* [What the task asks]: Using the data below, copy every line that contains the word "lifecycle".

(Stored data)
==============================

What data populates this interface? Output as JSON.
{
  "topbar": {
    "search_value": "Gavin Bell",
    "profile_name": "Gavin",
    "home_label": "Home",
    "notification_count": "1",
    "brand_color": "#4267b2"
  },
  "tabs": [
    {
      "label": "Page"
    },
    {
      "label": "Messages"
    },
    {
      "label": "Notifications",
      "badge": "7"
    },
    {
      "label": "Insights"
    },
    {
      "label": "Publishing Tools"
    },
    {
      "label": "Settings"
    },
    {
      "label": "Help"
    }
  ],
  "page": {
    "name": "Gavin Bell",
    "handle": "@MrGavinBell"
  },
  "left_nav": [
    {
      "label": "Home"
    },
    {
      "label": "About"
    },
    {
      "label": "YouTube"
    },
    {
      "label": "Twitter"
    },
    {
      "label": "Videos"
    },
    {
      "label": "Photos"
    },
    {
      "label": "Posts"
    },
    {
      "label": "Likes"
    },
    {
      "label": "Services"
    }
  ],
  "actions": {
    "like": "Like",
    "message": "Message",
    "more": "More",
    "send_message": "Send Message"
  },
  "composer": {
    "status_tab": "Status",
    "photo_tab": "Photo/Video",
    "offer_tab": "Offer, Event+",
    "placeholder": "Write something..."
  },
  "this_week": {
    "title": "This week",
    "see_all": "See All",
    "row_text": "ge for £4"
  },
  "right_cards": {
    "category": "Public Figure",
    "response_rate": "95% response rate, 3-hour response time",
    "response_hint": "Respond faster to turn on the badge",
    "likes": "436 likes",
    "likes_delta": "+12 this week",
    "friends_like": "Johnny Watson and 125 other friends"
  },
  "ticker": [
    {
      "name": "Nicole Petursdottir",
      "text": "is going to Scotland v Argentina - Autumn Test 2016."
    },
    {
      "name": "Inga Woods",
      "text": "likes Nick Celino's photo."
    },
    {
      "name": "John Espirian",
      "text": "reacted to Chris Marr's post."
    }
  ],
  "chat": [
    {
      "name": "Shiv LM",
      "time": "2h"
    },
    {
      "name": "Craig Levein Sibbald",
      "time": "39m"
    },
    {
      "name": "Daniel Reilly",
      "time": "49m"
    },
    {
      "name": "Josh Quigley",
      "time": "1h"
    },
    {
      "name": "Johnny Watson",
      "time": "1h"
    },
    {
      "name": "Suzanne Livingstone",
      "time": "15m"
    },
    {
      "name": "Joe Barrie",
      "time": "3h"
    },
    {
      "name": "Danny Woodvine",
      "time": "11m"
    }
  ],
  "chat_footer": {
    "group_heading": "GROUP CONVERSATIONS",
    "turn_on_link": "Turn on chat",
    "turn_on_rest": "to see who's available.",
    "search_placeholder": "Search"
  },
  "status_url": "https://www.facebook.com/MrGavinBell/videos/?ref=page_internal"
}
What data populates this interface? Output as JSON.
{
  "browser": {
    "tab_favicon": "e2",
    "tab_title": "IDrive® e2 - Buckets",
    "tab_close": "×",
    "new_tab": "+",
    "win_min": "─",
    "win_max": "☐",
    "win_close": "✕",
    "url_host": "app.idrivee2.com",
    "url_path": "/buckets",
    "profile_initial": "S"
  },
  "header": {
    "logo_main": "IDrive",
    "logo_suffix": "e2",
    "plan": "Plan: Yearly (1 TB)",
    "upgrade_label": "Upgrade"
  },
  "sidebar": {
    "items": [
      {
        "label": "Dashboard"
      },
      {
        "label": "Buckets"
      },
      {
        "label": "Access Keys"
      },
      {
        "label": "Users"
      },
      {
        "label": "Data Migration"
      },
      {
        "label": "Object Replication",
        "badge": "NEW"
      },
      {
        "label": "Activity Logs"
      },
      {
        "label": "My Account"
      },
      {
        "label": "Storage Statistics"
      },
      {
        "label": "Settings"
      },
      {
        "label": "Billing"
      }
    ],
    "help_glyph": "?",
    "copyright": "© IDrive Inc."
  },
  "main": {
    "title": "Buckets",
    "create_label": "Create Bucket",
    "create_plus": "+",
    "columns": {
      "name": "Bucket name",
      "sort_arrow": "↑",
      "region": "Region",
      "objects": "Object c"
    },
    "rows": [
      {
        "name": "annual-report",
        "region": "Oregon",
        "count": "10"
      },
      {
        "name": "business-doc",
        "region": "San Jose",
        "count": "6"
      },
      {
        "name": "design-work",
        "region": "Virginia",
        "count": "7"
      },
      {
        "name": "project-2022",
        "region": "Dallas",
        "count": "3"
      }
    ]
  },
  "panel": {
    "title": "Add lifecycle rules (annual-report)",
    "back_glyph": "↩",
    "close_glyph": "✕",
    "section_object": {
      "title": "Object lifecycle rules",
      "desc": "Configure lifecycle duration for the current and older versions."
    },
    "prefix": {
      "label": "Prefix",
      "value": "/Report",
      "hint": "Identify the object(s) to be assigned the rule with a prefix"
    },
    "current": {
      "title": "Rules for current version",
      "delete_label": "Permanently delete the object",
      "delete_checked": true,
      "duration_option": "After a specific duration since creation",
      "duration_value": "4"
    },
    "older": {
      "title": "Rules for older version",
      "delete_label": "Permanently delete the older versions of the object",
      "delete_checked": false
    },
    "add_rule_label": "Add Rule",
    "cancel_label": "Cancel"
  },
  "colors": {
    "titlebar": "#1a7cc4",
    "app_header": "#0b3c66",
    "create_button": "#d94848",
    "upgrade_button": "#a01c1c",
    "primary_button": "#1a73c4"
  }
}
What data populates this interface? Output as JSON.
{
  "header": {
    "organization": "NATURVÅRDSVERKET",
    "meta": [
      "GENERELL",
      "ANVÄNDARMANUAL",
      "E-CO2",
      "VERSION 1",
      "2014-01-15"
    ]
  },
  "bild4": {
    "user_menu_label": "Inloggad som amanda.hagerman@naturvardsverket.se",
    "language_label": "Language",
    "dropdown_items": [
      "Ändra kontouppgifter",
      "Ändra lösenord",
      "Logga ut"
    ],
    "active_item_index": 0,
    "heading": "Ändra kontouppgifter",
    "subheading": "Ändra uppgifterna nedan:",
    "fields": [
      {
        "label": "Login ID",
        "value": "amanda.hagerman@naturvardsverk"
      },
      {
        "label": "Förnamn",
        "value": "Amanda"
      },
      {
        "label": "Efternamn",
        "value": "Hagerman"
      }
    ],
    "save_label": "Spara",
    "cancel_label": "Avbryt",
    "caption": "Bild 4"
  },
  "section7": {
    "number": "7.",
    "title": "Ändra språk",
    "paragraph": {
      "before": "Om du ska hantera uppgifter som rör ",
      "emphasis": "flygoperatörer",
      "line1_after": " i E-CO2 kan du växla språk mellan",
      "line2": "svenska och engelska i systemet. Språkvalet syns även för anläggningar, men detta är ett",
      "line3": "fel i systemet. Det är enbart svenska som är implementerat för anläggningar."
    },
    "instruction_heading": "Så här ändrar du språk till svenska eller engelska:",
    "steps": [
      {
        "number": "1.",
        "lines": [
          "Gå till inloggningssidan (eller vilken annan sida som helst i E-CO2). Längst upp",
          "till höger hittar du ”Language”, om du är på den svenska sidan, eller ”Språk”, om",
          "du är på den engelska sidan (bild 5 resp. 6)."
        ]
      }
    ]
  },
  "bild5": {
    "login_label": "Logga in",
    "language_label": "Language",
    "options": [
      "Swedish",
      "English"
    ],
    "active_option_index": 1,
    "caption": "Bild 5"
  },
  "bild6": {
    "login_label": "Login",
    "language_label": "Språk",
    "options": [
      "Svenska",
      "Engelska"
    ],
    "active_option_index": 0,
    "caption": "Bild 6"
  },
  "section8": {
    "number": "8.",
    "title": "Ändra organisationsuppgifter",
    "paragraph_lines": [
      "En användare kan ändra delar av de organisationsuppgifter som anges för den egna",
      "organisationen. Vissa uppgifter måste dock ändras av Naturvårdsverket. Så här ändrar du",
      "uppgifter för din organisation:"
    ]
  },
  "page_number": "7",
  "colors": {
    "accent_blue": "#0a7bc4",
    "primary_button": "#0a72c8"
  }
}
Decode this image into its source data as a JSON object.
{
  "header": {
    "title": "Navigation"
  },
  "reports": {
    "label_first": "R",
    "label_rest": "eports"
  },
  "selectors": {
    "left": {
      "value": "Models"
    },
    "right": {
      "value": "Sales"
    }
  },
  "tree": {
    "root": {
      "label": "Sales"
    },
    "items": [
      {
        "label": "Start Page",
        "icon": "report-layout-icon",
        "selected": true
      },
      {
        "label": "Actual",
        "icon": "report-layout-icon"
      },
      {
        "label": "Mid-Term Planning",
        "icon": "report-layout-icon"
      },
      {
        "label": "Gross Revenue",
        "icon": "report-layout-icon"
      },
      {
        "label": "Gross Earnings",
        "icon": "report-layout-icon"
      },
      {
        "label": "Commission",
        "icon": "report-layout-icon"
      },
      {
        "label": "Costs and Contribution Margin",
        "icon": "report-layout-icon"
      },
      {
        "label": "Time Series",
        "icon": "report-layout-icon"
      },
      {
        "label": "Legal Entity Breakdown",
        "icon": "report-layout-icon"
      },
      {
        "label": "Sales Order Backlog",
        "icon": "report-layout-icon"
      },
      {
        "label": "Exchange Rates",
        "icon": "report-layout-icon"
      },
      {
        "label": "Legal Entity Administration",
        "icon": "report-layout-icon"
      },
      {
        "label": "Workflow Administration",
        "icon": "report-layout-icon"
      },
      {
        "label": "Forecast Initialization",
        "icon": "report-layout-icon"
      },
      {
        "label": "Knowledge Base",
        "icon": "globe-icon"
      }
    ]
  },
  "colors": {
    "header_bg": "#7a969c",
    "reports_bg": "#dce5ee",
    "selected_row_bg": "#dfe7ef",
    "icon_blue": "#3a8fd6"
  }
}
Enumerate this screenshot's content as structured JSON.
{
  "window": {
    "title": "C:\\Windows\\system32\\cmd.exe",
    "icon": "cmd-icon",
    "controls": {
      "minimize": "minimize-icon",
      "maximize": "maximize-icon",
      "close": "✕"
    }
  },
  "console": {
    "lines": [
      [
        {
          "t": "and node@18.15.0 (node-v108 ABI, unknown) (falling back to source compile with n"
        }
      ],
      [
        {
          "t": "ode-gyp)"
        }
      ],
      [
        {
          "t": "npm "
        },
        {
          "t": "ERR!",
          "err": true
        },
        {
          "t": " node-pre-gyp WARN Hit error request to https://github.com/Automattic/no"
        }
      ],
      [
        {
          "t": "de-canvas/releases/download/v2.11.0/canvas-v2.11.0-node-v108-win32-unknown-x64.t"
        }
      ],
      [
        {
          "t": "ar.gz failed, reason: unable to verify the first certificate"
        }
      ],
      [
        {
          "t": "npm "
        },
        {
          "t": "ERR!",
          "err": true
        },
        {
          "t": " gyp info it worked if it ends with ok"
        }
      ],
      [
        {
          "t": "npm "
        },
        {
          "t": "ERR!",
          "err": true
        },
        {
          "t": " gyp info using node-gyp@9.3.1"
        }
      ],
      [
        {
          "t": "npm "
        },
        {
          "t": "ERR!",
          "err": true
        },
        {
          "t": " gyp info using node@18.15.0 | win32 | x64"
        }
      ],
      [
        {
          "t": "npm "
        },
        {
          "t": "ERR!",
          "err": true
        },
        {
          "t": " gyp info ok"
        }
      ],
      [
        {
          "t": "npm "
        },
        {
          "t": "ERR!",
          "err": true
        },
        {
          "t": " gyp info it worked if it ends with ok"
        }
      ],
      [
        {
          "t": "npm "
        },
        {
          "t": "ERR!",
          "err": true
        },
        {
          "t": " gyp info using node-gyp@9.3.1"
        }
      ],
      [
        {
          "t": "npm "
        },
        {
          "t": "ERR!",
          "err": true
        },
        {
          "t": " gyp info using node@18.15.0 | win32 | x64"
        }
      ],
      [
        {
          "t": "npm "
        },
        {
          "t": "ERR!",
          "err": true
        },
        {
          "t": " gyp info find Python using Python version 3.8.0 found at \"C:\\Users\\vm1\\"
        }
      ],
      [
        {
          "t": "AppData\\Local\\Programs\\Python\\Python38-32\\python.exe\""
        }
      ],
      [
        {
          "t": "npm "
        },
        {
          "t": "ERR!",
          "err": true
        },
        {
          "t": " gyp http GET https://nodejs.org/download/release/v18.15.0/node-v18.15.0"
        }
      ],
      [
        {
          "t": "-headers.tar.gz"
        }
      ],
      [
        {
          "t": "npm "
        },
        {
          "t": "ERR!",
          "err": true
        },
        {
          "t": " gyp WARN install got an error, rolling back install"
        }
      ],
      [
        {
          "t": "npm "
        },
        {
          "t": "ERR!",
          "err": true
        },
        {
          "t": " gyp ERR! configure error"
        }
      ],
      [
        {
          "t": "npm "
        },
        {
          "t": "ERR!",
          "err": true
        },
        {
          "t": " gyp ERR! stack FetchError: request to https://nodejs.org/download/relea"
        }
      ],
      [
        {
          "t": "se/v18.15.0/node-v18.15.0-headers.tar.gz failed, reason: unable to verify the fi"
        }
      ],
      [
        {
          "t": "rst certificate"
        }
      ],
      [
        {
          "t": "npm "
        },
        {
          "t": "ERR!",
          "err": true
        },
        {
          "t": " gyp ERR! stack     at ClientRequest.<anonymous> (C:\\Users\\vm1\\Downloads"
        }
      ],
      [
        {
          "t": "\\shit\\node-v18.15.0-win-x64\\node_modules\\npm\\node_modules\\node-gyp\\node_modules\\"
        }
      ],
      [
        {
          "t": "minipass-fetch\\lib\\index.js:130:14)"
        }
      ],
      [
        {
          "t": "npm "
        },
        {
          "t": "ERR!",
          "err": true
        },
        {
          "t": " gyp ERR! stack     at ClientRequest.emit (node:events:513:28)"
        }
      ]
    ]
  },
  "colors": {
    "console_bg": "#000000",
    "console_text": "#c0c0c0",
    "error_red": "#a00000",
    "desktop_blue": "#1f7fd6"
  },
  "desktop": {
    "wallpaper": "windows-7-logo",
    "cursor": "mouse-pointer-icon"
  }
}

==============================

* [Written response]:
    "title": "Add lifecycle rules (annual-report)",
      "title": "Object lifecycle rules",
      "desc": "Configure lifecycle duration for the current and older versions."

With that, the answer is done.